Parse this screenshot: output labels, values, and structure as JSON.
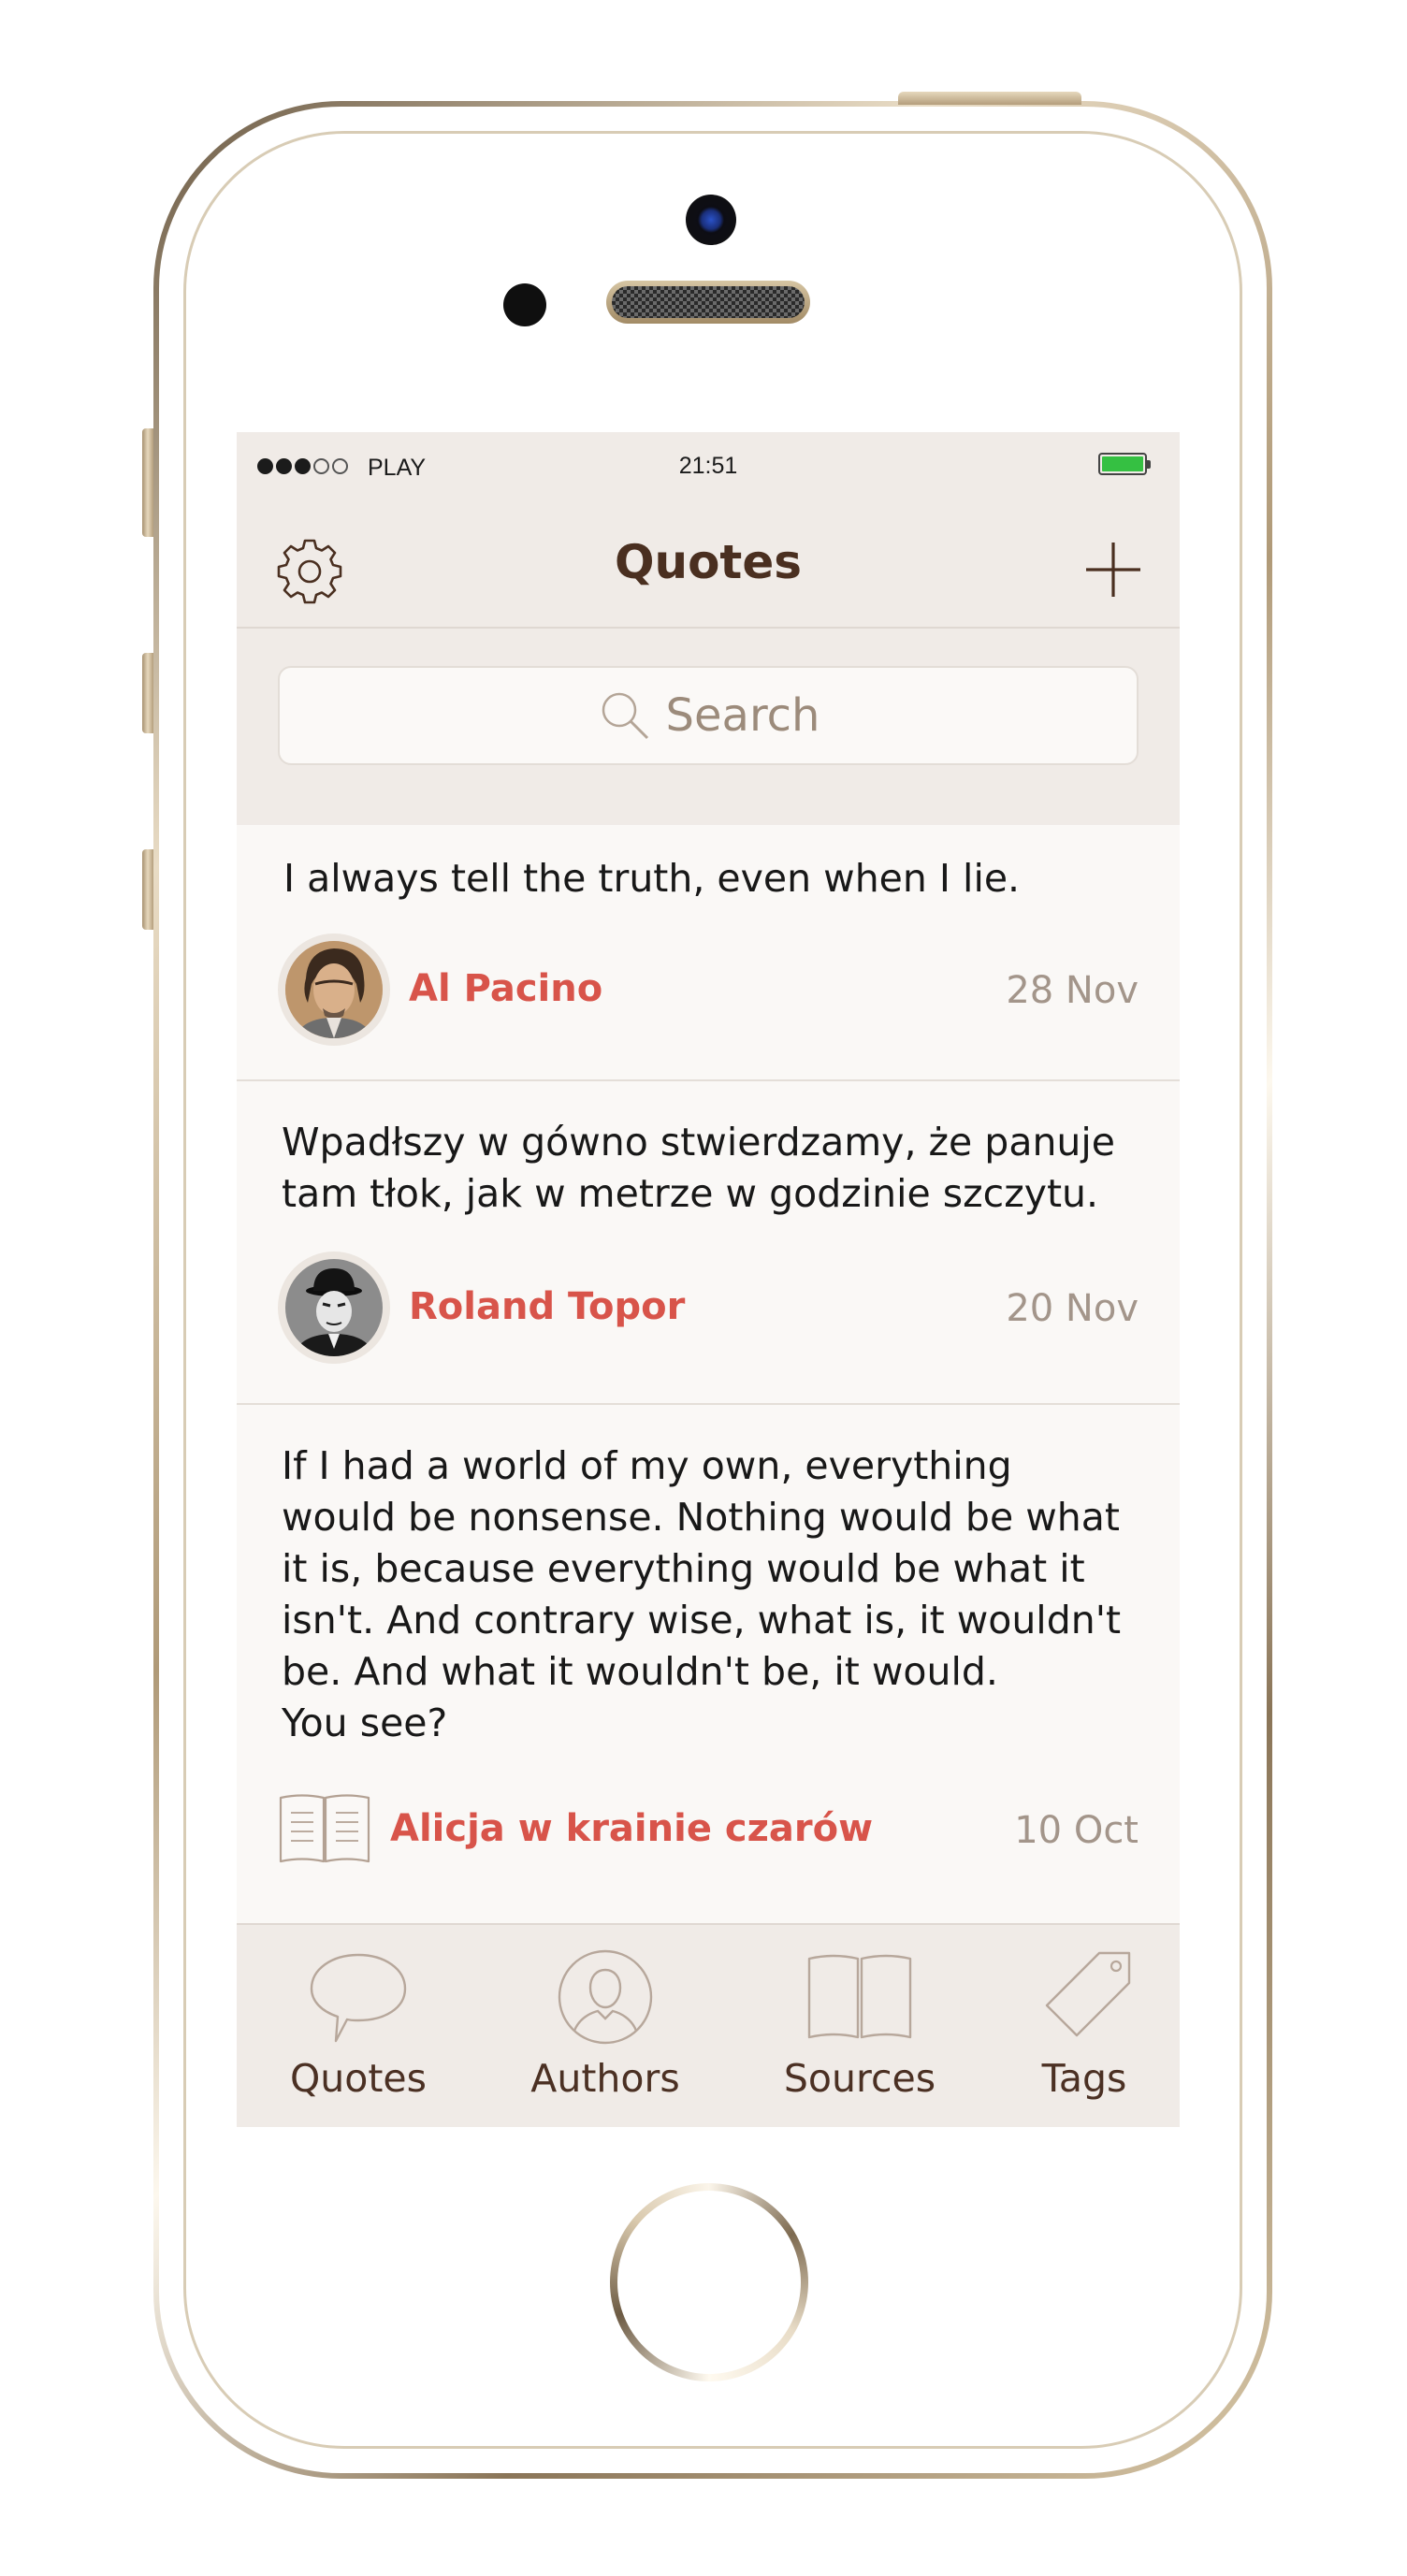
{
  "status_bar": {
    "carrier": "PLAY",
    "time": "21:51",
    "signal_bars_filled": 3,
    "signal_bars_total": 5,
    "battery_color": "#35c042"
  },
  "nav": {
    "title": "Quotes",
    "settings_icon": "gear-icon",
    "add_icon": "plus-icon"
  },
  "search": {
    "placeholder": "Search"
  },
  "quotes": [
    {
      "text": "I always tell the truth, even when I lie.",
      "author": "Al Pacino",
      "date": "28 Nov",
      "source_type": "author-photo"
    },
    {
      "text": "Wpadłszy w gówno stwierdzamy, że panuje\ntam tłok, jak w metrze w godzinie szczytu.",
      "author": "Roland Topor",
      "date": "20 Nov",
      "source_type": "author-photo"
    },
    {
      "text": "If I had a world of my own, everything\nwould be nonsense. Nothing would be what\nit is, because everything would be what it\nisn't. And contrary wise, what is, it wouldn't\nbe. And what it wouldn't be, it would.\nYou see?",
      "author": "Alicja w krainie czarów",
      "date": "10 Oct",
      "source_type": "book-icon"
    }
  ],
  "tabs": [
    {
      "label": "Quotes",
      "icon": "speech-bubble-icon"
    },
    {
      "label": "Authors",
      "icon": "person-icon"
    },
    {
      "label": "Sources",
      "icon": "book-icon"
    },
    {
      "label": "Tags",
      "icon": "tag-icon"
    }
  ],
  "colors": {
    "accent": "#d8544a",
    "title": "#4a2f20",
    "date": "#a3958a",
    "bar_background": "#f0ebe7",
    "card_background": "#faf8f6"
  }
}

■ **What to do**
Copy every line above word for word and exclude the pictures.

■ **Solution to this task**
Parse this screenshot: output labels, values, and structure as JSON.
{
  "status_bar": {
    "carrier": "PLAY",
    "time": "21:51",
    "signal_bars_filled": 3,
    "signal_bars_total": 5,
    "battery_color": "#35c042"
  },
  "nav": {
    "title": "Quotes",
    "settings_icon": "gear-icon",
    "add_icon": "plus-icon"
  },
  "search": {
    "placeholder": "Search"
  },
  "quotes": [
    {
      "text": "I always tell the truth, even when I lie.",
      "author": "Al Pacino",
      "date": "28 Nov",
      "source_type": "author-photo"
    },
    {
      "text": "Wpadłszy w gówno stwierdzamy, że panuje\ntam tłok, jak w metrze w godzinie szczytu.",
      "author": "Roland Topor",
      "date": "20 Nov",
      "source_type": "author-photo"
    },
    {
      "text": "If I had a world of my own, everything\nwould be nonsense. Nothing would be what\nit is, because everything would be what it\nisn't. And contrary wise, what is, it wouldn't\nbe. And what it wouldn't be, it would.\nYou see?",
      "author": "Alicja w krainie czarów",
      "date": "10 Oct",
      "source_type": "book-icon"
    }
  ],
  "tabs": [
    {
      "label": "Quotes",
      "icon": "speech-bubble-icon"
    },
    {
      "label": "Authors",
      "icon": "person-icon"
    },
    {
      "label": "Sources",
      "icon": "book-icon"
    },
    {
      "label": "Tags",
      "icon": "tag-icon"
    }
  ],
  "colors": {
    "accent": "#d8544a",
    "title": "#4a2f20",
    "date": "#a3958a",
    "bar_background": "#f0ebe7",
    "card_background": "#faf8f6"
  }
}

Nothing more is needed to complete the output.